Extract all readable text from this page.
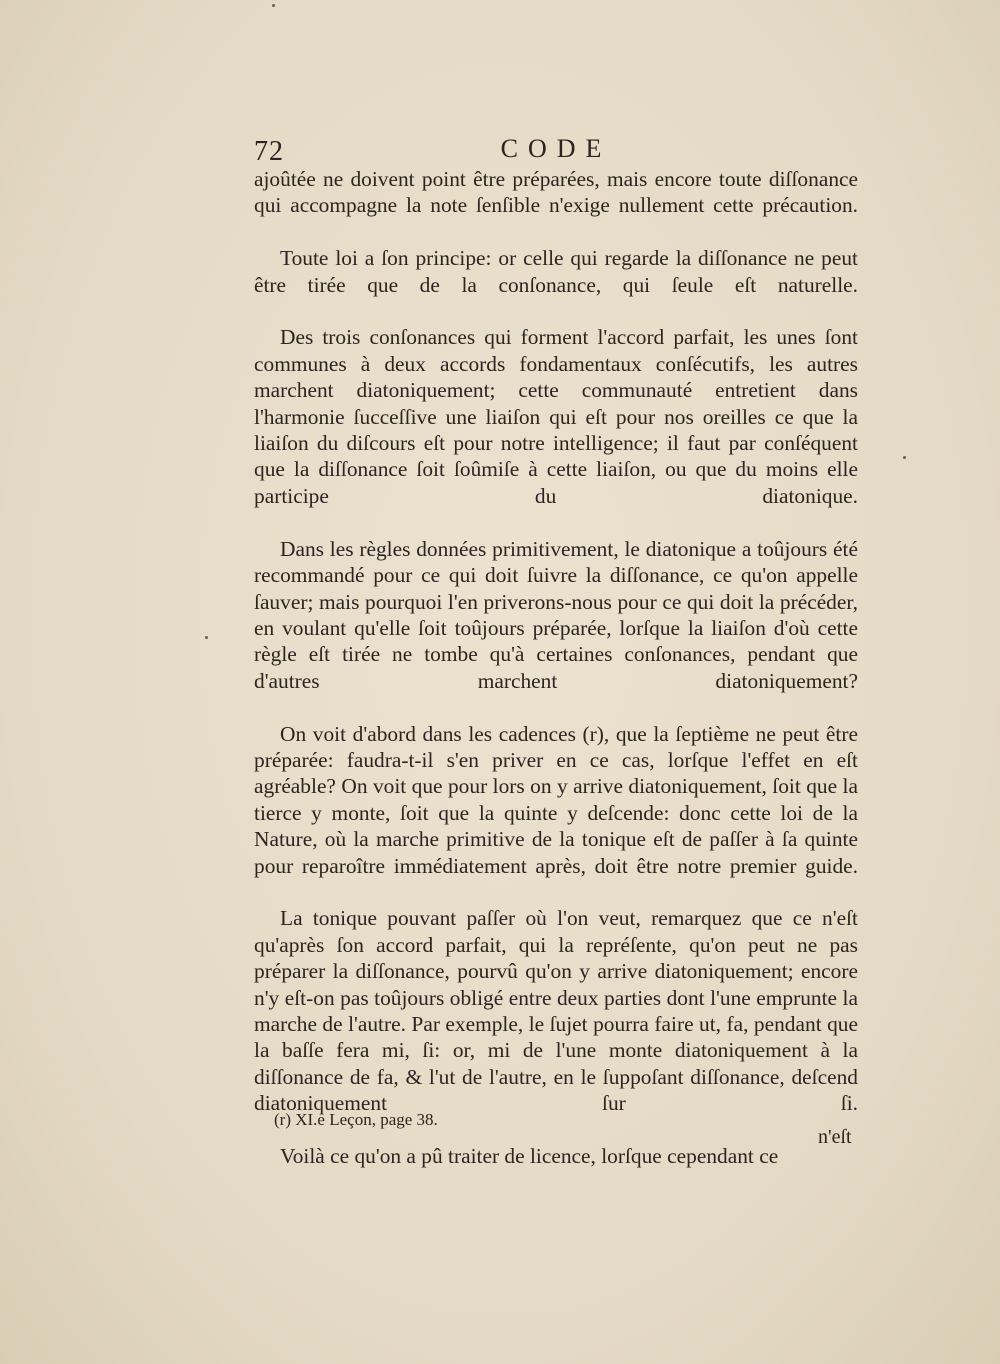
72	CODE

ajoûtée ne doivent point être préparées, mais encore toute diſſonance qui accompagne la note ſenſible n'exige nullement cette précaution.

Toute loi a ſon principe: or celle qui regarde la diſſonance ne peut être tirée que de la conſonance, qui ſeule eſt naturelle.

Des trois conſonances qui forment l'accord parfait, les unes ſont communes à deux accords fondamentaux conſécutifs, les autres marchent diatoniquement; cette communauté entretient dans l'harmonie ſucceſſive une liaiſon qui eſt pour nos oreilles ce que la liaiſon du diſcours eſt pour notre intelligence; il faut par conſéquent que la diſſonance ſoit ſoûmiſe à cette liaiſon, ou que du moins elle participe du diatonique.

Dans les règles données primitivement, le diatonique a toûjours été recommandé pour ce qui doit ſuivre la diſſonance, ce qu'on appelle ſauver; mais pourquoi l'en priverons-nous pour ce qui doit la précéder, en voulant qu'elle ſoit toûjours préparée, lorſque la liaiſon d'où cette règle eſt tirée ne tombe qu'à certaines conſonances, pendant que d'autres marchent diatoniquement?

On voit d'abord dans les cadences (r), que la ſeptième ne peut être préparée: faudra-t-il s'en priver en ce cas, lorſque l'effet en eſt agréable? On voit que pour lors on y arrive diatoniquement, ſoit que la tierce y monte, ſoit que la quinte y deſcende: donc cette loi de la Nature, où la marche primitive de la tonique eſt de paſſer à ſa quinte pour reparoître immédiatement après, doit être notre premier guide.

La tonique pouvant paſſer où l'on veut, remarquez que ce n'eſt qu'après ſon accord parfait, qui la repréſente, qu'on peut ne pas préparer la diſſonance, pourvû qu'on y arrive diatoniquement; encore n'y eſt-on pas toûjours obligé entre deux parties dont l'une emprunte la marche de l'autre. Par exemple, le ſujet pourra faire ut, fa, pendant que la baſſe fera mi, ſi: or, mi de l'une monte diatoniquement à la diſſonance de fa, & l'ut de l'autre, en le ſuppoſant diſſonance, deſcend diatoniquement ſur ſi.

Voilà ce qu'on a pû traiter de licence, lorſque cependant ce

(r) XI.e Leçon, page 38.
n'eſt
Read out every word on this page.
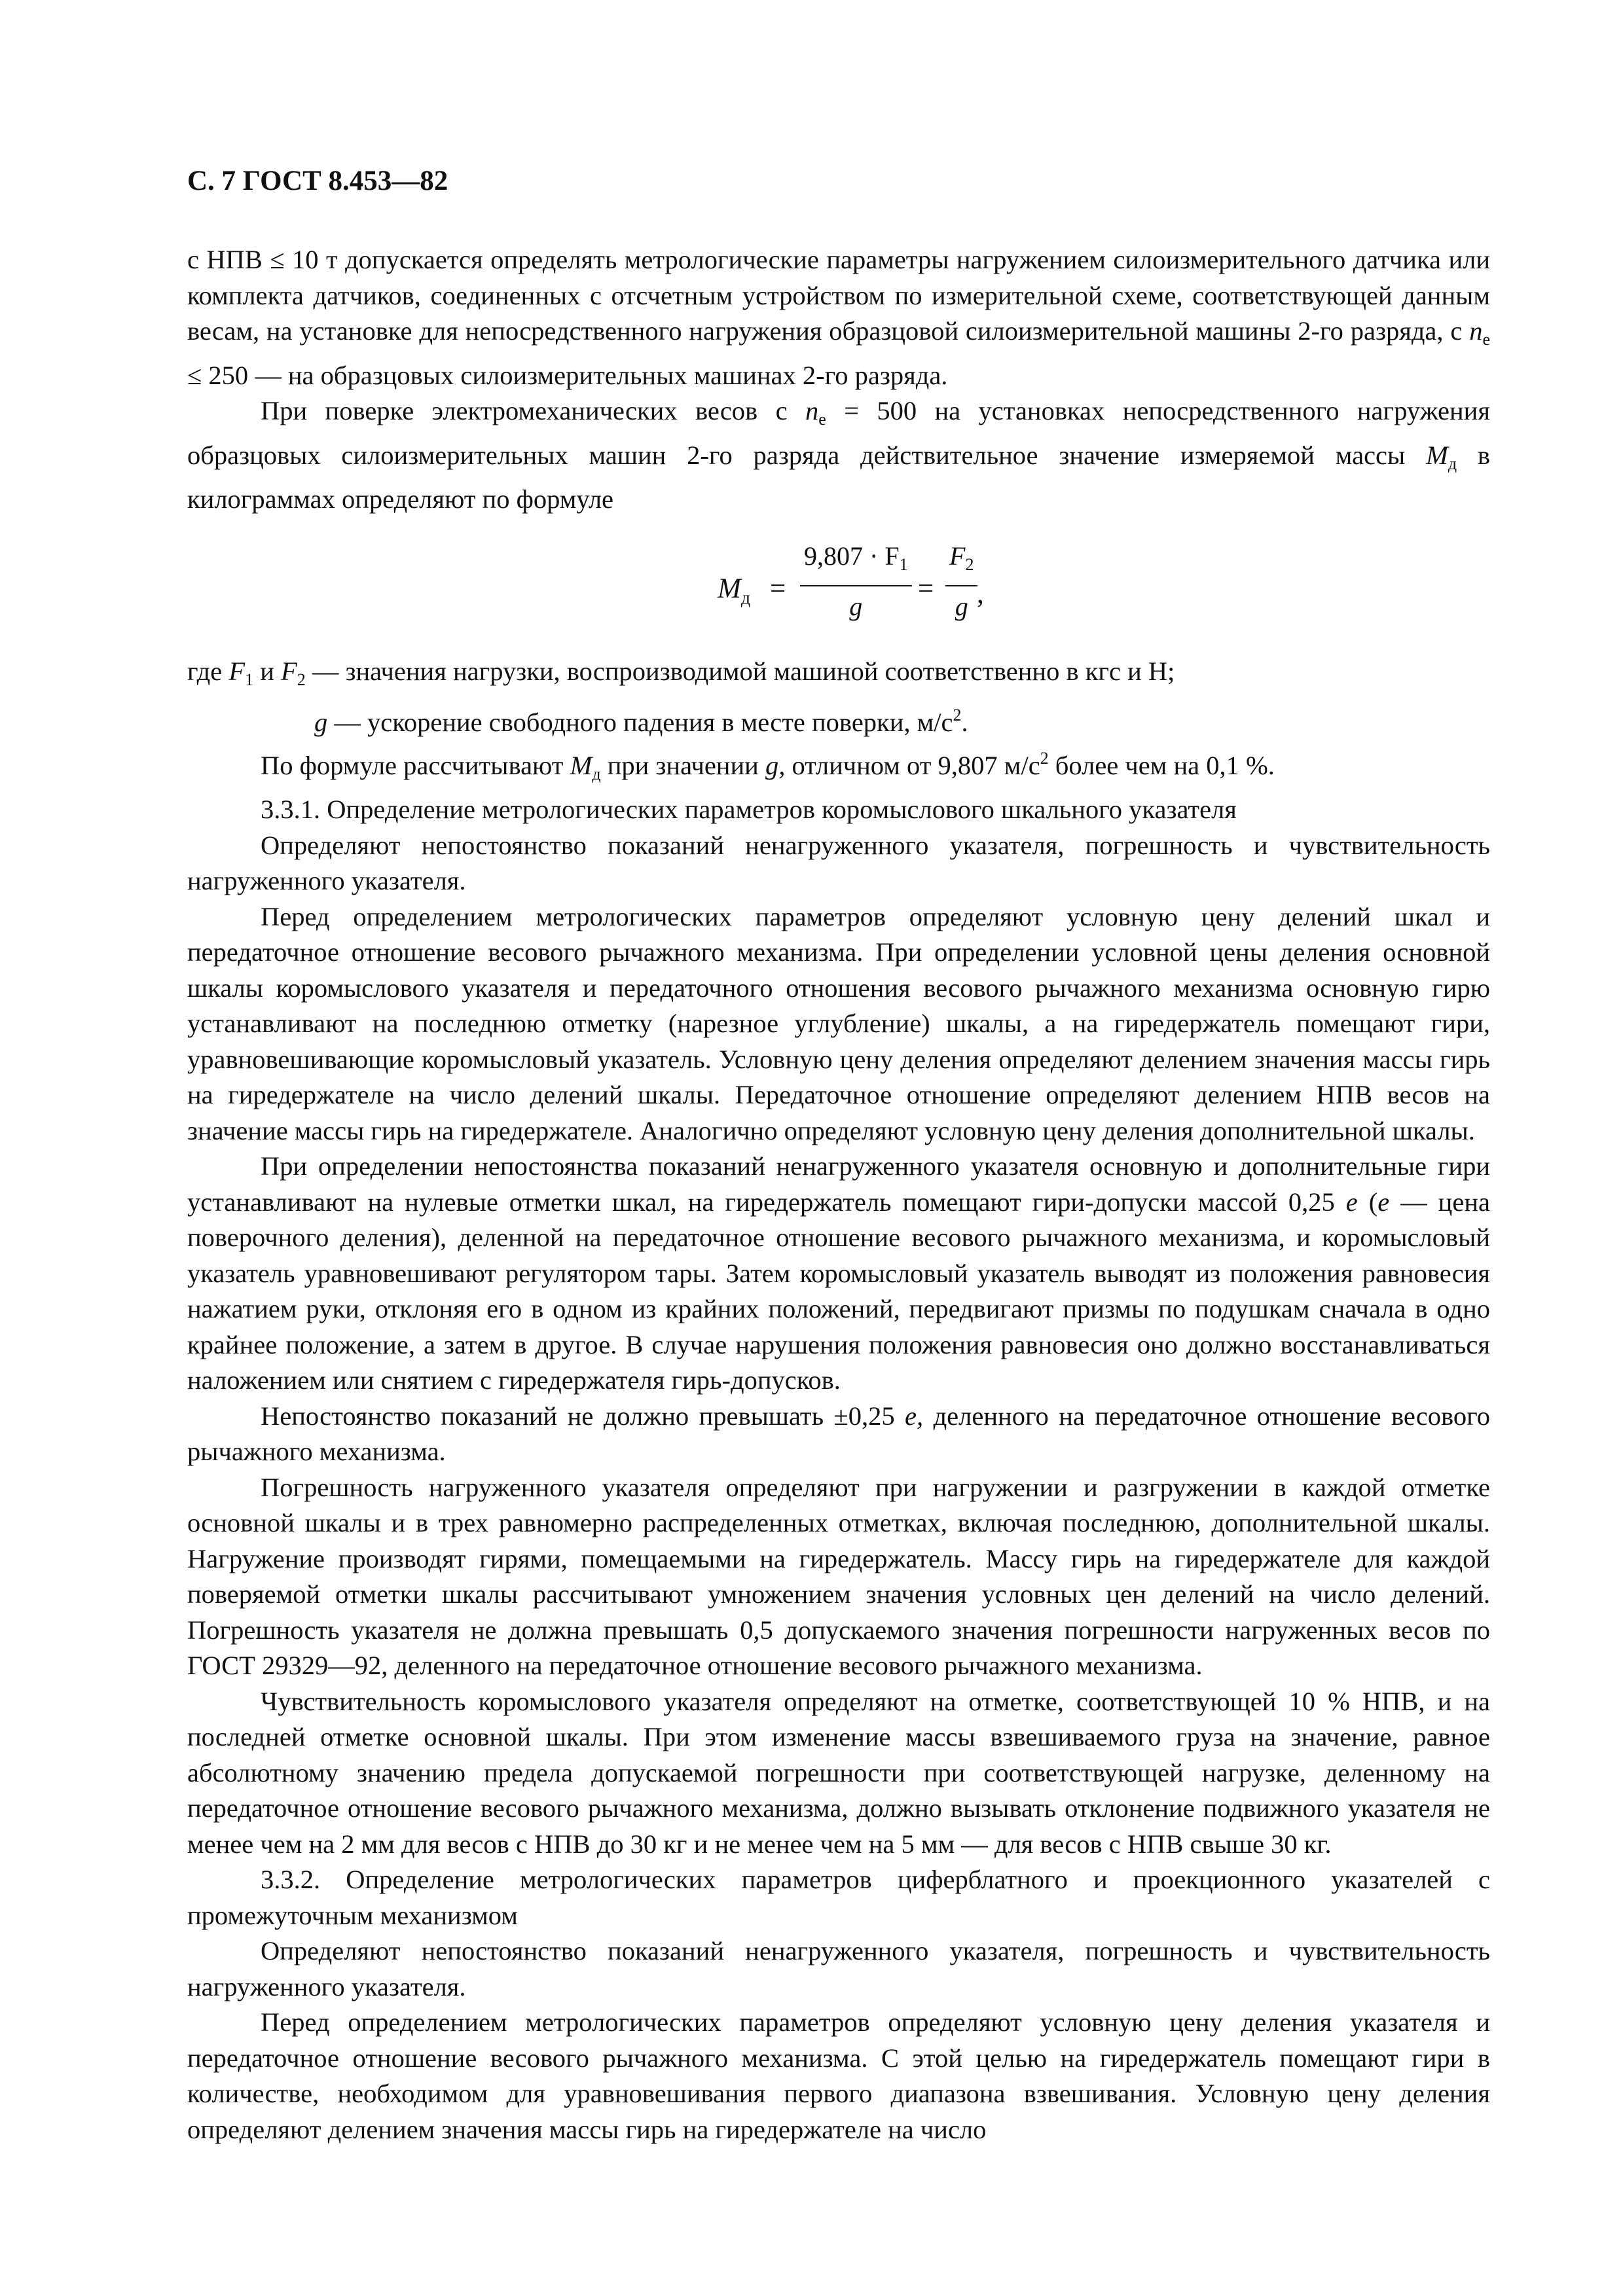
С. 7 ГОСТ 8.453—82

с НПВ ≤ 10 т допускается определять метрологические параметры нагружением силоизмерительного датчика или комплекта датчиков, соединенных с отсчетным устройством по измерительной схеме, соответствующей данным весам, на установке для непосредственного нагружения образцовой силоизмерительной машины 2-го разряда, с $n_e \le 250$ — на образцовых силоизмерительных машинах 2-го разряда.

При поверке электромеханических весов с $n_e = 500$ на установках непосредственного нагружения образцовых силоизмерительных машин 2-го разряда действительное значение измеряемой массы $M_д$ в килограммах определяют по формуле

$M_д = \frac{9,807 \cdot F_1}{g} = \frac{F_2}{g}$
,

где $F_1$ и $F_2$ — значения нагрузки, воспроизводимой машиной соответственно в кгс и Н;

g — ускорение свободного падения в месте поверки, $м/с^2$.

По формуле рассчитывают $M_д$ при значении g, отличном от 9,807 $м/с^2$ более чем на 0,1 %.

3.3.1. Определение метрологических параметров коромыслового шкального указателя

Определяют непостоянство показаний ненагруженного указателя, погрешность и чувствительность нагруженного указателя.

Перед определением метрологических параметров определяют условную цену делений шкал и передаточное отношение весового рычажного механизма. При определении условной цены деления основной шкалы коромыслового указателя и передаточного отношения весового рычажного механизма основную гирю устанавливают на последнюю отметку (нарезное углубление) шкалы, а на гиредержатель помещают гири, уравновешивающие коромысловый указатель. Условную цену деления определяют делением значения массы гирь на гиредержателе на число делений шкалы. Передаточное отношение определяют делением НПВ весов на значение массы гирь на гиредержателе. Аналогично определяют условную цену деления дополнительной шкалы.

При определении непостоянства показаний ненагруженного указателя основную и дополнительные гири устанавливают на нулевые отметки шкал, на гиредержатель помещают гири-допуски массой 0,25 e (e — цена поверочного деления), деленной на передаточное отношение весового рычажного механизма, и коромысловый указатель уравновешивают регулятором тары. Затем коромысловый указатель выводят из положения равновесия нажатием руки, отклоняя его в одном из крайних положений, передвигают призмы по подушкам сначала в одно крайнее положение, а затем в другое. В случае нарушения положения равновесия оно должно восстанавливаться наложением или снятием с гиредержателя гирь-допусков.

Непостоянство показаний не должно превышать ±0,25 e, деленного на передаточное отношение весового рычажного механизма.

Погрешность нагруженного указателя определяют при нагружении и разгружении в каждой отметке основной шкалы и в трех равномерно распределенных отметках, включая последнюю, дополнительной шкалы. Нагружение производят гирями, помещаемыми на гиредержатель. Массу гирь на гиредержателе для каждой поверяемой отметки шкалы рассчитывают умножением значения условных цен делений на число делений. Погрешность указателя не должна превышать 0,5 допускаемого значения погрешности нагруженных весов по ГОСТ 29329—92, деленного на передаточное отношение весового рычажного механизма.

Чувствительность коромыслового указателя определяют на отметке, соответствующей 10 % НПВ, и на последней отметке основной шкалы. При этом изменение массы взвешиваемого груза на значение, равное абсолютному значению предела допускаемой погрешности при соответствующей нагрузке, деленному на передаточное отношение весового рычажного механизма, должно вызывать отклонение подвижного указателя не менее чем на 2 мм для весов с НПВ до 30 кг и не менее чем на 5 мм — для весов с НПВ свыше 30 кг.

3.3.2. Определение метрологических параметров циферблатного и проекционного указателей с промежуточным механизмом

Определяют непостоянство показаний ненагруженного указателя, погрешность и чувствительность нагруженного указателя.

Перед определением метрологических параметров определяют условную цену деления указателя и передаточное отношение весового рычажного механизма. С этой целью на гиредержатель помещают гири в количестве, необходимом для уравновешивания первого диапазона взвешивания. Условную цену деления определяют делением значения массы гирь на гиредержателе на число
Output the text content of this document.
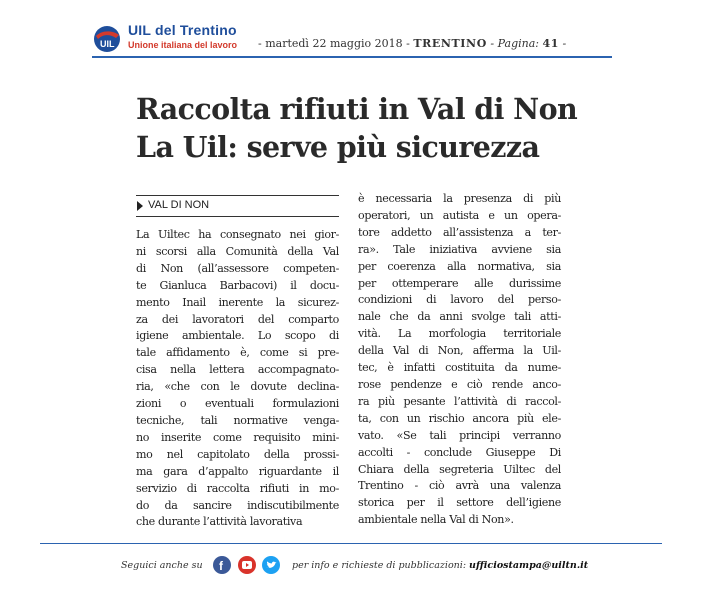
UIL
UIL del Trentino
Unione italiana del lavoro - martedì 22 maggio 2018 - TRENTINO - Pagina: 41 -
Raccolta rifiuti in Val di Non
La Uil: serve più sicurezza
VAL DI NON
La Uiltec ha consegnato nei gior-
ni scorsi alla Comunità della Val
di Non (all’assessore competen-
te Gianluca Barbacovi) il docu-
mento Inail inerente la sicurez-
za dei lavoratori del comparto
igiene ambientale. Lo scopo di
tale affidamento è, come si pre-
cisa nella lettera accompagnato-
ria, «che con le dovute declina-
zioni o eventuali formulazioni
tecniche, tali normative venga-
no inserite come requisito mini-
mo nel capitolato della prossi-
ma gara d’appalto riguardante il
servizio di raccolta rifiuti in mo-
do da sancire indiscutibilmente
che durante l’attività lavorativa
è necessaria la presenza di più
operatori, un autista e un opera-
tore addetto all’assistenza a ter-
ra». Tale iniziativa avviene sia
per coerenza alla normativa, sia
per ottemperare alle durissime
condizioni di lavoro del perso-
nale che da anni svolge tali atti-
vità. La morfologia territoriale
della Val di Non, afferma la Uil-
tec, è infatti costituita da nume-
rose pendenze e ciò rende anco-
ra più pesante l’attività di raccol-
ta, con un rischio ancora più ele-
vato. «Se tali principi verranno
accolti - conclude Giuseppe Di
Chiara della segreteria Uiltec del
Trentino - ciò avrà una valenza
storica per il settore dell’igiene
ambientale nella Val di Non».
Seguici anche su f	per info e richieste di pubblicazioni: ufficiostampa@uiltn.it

Written exercise >> Repeat the listing above exactly, with no pictures.

The reply >>
Extract all readable text from this page.
72	CODE

ajoûtée ne doivent point être préparées, mais encore toute diſſonance qui accompagne la note ſenſible n'exige nullement cette précaution.

Toute loi a ſon principe: or celle qui regarde la diſſonance ne peut être tirée que de la conſonance, qui ſeule eſt naturelle.

Des trois conſonances qui forment l'accord parfait, les unes ſont communes à deux accords fondamentaux conſécutifs, les autres marchent diatoniquement; cette communauté entretient dans l'harmonie ſucceſſive une liaiſon qui eſt pour nos oreilles ce que la liaiſon du diſcours eſt pour notre intelligence; il faut par conſéquent que la diſſonance ſoit ſoûmiſe à cette liaiſon, ou que du moins elle participe du diatonique.

Dans les règles données primitivement, le diatonique a toûjours été recommandé pour ce qui doit ſuivre la diſſonance, ce qu'on appelle ſauver; mais pourquoi l'en priverons-nous pour ce qui doit la précéder, en voulant qu'elle ſoit toûjours préparée, lorſque la liaiſon d'où cette règle eſt tirée ne tombe qu'à certaines conſonances, pendant que d'autres marchent diatoniquement?

On voit d'abord dans les cadences (r), que la ſeptième ne peut être préparée: faudra-t-il s'en priver en ce cas, lorſque l'effet en eſt agréable? On voit que pour lors on y arrive diatoniquement, ſoit que la tierce y monte, ſoit que la quinte y deſcende: donc cette loi de la Nature, où la marche primitive de la tonique eſt de paſſer à ſa quinte pour reparoître immédiatement après, doit être notre premier guide.

La tonique pouvant paſſer où l'on veut, remarquez que ce n'eſt qu'après ſon accord parfait, qui la repréſente, qu'on peut ne pas préparer la diſſonance, pourvû qu'on y arrive diatoniquement; encore n'y eſt-on pas toûjours obligé entre deux parties dont l'une emprunte la marche de l'autre. Par exemple, le ſujet pourra faire ut, fa, pendant que la baſſe fera mi, ſi: or, mi de l'une monte diatoniquement à la diſſonance de fa, & l'ut de l'autre, en le ſuppoſant diſſonance, deſcend diatoniquement ſur ſi.

Voilà ce qu'on a pû traiter de licence, lorſque cependant ce

(r) XI.e Leçon, page 38.
n'eſt
Read out every word on this page.
С. 7 ГОСТ 8.453—82

с НПВ ≤ 10 т допускается определять метрологические параметры нагружением силоизмерительного датчика или комплекта датчиков, соединенных с отсчетным устройством по измерительной схеме, соответствующей данным весам, на установке для непосредственного нагружения образцовой силоизмерительной машины 2-го разряда, с $n_e \le 250$ — на образцовых силоизмерительных машинах 2-го разряда.

При поверке электромеханических весов с $n_e = 500$ на установках непосредственного нагружения образцовых силоизмерительных машин 2-го разряда действительное значение измеряемой массы $M_д$ в килограммах определяют по формуле

$M_д = \frac{9,807 \cdot F_1}{g} = \frac{F_2}{g}$
,

где $F_1$ и $F_2$ — значения нагрузки, воспроизводимой машиной соответственно в кгс и Н;

g — ускорение свободного падения в месте поверки, $м/с^2$.

По формуле рассчитывают $M_д$ при значении g, отличном от 9,807 $м/с^2$ более чем на 0,1 %.

3.3.1. Определение метрологических параметров коромыслового шкального указателя

Определяют непостоянство показаний ненагруженного указателя, погрешность и чувствительность нагруженного указателя.

Перед определением метрологических параметров определяют условную цену делений шкал и передаточное отношение весового рычажного механизма. При определении условной цены деления основной шкалы коромыслового указателя и передаточного отношения весового рычажного механизма основную гирю устанавливают на последнюю отметку (нарезное углубление) шкалы, а на гиредержатель помещают гири, уравновешивающие коромысловый указатель. Условную цену деления определяют делением значения массы гирь на гиредержателе на число делений шкалы. Передаточное отношение определяют делением НПВ весов на значение массы гирь на гиредержателе. Аналогично определяют условную цену деления дополнительной шкалы.

При определении непостоянства показаний ненагруженного указателя основную и дополнительные гири устанавливают на нулевые отметки шкал, на гиредержатель помещают гири-допуски массой 0,25 e (e — цена поверочного деления), деленной на передаточное отношение весового рычажного механизма, и коромысловый указатель уравновешивают регулятором тары. Затем коромысловый указатель выводят из положения равновесия нажатием руки, отклоняя его в одном из крайних положений, передвигают призмы по подушкам сначала в одно крайнее положение, а затем в другое. В случае нарушения положения равновесия оно должно восстанавливаться наложением или снятием с гиредержателя гирь-допусков.

Непостоянство показаний не должно превышать ±0,25 e, деленного на передаточное отношение весового рычажного механизма.

Погрешность нагруженного указателя определяют при нагружении и разгружении в каждой отметке основной шкалы и в трех равномерно распределенных отметках, включая последнюю, дополнительной шкалы. Нагружение производят гирями, помещаемыми на гиредержатель. Массу гирь на гиредержателе для каждой поверяемой отметки шкалы рассчитывают умножением значения условных цен делений на число делений. Погрешность указателя не должна превышать 0,5 допускаемого значения погрешности нагруженных весов по ГОСТ 29329—92, деленного на передаточное отношение весового рычажного механизма.

Чувствительность коромыслового указателя определяют на отметке, соответствующей 10 % НПВ, и на последней отметке основной шкалы. При этом изменение массы взвешиваемого груза на значение, равное абсолютному значению предела допускаемой погрешности при соответствующей нагрузке, деленному на передаточное отношение весового рычажного механизма, должно вызывать отклонение подвижного указателя не менее чем на 2 мм для весов с НПВ до 30 кг и не менее чем на 5 мм — для весов с НПВ свыше 30 кг.

3.3.2. Определение метрологических параметров циферблатного и проекционного указателей с промежуточным механизмом

Определяют непостоянство показаний ненагруженного указателя, погрешность и чувствительность нагруженного указателя.

Перед определением метрологических параметров определяют условную цену деления указателя и передаточное отношение весового рычажного механизма. С этой целью на гиредержатель помещают гири в количестве, необходимом для уравновешивания первого диапазона взвешивания. Условную цену деления определяют делением значения массы гирь на гиредержателе на число
Output the text content of this document.
UIL
UIL del Trentino
Unione italiana del lavoro - martedì 22 maggio 2018 - TRENTINO - Pagina: 41 -
Raccolta rifiuti in Val di Non
La Uil: serve più sicurezza
VAL DI NON
La Uiltec ha consegnato nei gior-
ni scorsi alla Comunità della Val
di Non (all’assessore competen-
te Gianluca Barbacovi) il docu-
mento Inail inerente la sicurez-
za dei lavoratori del comparto
igiene ambientale. Lo scopo di
tale affidamento è, come si pre-
cisa nella lettera accompagnato-
ria, «che con le dovute declina-
zioni o eventuali formulazioni
tecniche, tali normative venga-
no inserite come requisito mini-
mo nel capitolato della prossi-
ma gara d’appalto riguardante il
servizio di raccolta rifiuti in mo-
do da sancire indiscutibilmente
che durante l’attività lavorativa
è necessaria la presenza di più
operatori, un autista e un opera-
tore addetto all’assistenza a ter-
ra». Tale iniziativa avviene sia
per coerenza alla normativa, sia
per ottemperare alle durissime
condizioni di lavoro del perso-
nale che da anni svolge tali atti-
vità. La morfologia territoriale
della Val di Non, afferma la Uil-
tec, è infatti costituita da nume-
rose pendenze e ciò rende anco-
ra più pesante l’attività di raccol-
ta, con un rischio ancora più ele-
vato. «Se tali principi verranno
accolti - conclude Giuseppe Di
Chiara della segreteria Uiltec del
Trentino - ciò avrà una valenza
storica per il settore dell’igiene
ambientale nella Val di Non».
Seguici anche su f	per info e richieste di pubblicazioni: ufficiostampa@uiltn.it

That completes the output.